### TASK GOAL
Type the records that follow again exactly as written, but drop the pictures.

[INPUT MATERIAL — start]

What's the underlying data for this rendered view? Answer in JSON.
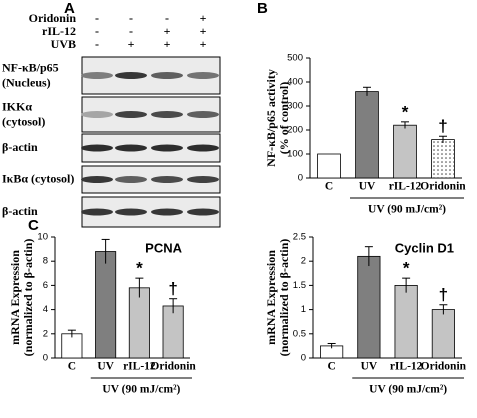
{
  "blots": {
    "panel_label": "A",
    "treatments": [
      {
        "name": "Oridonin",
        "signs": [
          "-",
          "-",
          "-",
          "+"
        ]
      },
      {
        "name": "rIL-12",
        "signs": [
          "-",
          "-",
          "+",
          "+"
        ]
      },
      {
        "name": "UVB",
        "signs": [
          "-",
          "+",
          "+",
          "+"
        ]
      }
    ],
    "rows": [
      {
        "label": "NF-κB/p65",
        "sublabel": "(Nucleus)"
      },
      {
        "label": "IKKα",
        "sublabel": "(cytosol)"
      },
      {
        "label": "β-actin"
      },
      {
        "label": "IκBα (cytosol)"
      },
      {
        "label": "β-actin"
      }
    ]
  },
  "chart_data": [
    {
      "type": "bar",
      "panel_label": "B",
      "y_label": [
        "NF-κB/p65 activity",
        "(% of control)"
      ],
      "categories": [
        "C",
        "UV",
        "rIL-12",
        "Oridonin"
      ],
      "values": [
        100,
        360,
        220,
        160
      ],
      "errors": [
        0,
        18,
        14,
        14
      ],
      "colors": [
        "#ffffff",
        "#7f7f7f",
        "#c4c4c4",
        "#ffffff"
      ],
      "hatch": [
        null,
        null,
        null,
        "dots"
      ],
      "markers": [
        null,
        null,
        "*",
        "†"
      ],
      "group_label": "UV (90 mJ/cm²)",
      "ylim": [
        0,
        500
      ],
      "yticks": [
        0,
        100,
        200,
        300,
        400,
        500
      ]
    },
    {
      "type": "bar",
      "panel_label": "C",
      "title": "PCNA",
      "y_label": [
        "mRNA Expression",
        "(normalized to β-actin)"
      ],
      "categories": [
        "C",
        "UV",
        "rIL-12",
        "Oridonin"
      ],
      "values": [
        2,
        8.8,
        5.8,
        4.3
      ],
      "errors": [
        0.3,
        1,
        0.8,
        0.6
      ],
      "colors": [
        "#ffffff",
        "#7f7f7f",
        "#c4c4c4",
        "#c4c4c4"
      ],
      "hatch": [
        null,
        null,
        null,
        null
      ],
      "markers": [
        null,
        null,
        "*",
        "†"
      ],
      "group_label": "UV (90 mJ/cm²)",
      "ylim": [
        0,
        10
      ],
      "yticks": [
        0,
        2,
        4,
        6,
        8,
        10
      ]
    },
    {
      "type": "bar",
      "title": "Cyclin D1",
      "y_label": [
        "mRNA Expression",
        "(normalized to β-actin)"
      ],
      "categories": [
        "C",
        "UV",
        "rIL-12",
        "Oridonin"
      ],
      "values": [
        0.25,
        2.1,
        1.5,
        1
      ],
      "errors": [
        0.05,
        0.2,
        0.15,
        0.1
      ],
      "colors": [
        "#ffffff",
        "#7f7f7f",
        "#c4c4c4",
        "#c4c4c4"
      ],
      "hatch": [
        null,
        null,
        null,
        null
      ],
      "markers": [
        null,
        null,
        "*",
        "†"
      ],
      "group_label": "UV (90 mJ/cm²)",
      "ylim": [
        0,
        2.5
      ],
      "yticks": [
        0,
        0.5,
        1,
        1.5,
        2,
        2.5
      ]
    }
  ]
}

[INPUT MATERIAL — finish]

### RESULT FOR THIS EXERCISE
What's the underlying data for this rendered view? Answer in JSON.
{
  "blots": {
    "panel_label": "A",
    "treatments": [
      {
        "name": "Oridonin",
        "signs": [
          "-",
          "-",
          "-",
          "+"
        ]
      },
      {
        "name": "rIL-12",
        "signs": [
          "-",
          "-",
          "+",
          "+"
        ]
      },
      {
        "name": "UVB",
        "signs": [
          "-",
          "+",
          "+",
          "+"
        ]
      }
    ],
    "rows": [
      {
        "label": "NF-κB/p65",
        "sublabel": "(Nucleus)"
      },
      {
        "label": "IKKα",
        "sublabel": "(cytosol)"
      },
      {
        "label": "β-actin"
      },
      {
        "label": "IκBα (cytosol)"
      },
      {
        "label": "β-actin"
      }
    ]
  },
  "chart_data": [
    {
      "type": "bar",
      "panel_label": "B",
      "y_label": [
        "NF-κB/p65 activity",
        "(% of control)"
      ],
      "categories": [
        "C",
        "UV",
        "rIL-12",
        "Oridonin"
      ],
      "values": [
        100,
        360,
        220,
        160
      ],
      "errors": [
        0,
        18,
        14,
        14
      ],
      "colors": [
        "#ffffff",
        "#7f7f7f",
        "#c4c4c4",
        "#ffffff"
      ],
      "hatch": [
        null,
        null,
        null,
        "dots"
      ],
      "markers": [
        null,
        null,
        "*",
        "†"
      ],
      "group_label": "UV (90 mJ/cm²)",
      "ylim": [
        0,
        500
      ],
      "yticks": [
        0,
        100,
        200,
        300,
        400,
        500
      ]
    },
    {
      "type": "bar",
      "panel_label": "C",
      "title": "PCNA",
      "y_label": [
        "mRNA Expression",
        "(normalized to β-actin)"
      ],
      "categories": [
        "C",
        "UV",
        "rIL-12",
        "Oridonin"
      ],
      "values": [
        2,
        8.8,
        5.8,
        4.3
      ],
      "errors": [
        0.3,
        1,
        0.8,
        0.6
      ],
      "colors": [
        "#ffffff",
        "#7f7f7f",
        "#c4c4c4",
        "#c4c4c4"
      ],
      "hatch": [
        null,
        null,
        null,
        null
      ],
      "markers": [
        null,
        null,
        "*",
        "†"
      ],
      "group_label": "UV (90 mJ/cm²)",
      "ylim": [
        0,
        10
      ],
      "yticks": [
        0,
        2,
        4,
        6,
        8,
        10
      ]
    },
    {
      "type": "bar",
      "title": "Cyclin D1",
      "y_label": [
        "mRNA Expression",
        "(normalized to β-actin)"
      ],
      "categories": [
        "C",
        "UV",
        "rIL-12",
        "Oridonin"
      ],
      "values": [
        0.25,
        2.1,
        1.5,
        1
      ],
      "errors": [
        0.05,
        0.2,
        0.15,
        0.1
      ],
      "colors": [
        "#ffffff",
        "#7f7f7f",
        "#c4c4c4",
        "#c4c4c4"
      ],
      "hatch": [
        null,
        null,
        null,
        null
      ],
      "markers": [
        null,
        null,
        "*",
        "†"
      ],
      "group_label": "UV (90 mJ/cm²)",
      "ylim": [
        0,
        2.5
      ],
      "yticks": [
        0,
        0.5,
        1,
        1.5,
        2,
        2.5
      ]
    }
  ]
}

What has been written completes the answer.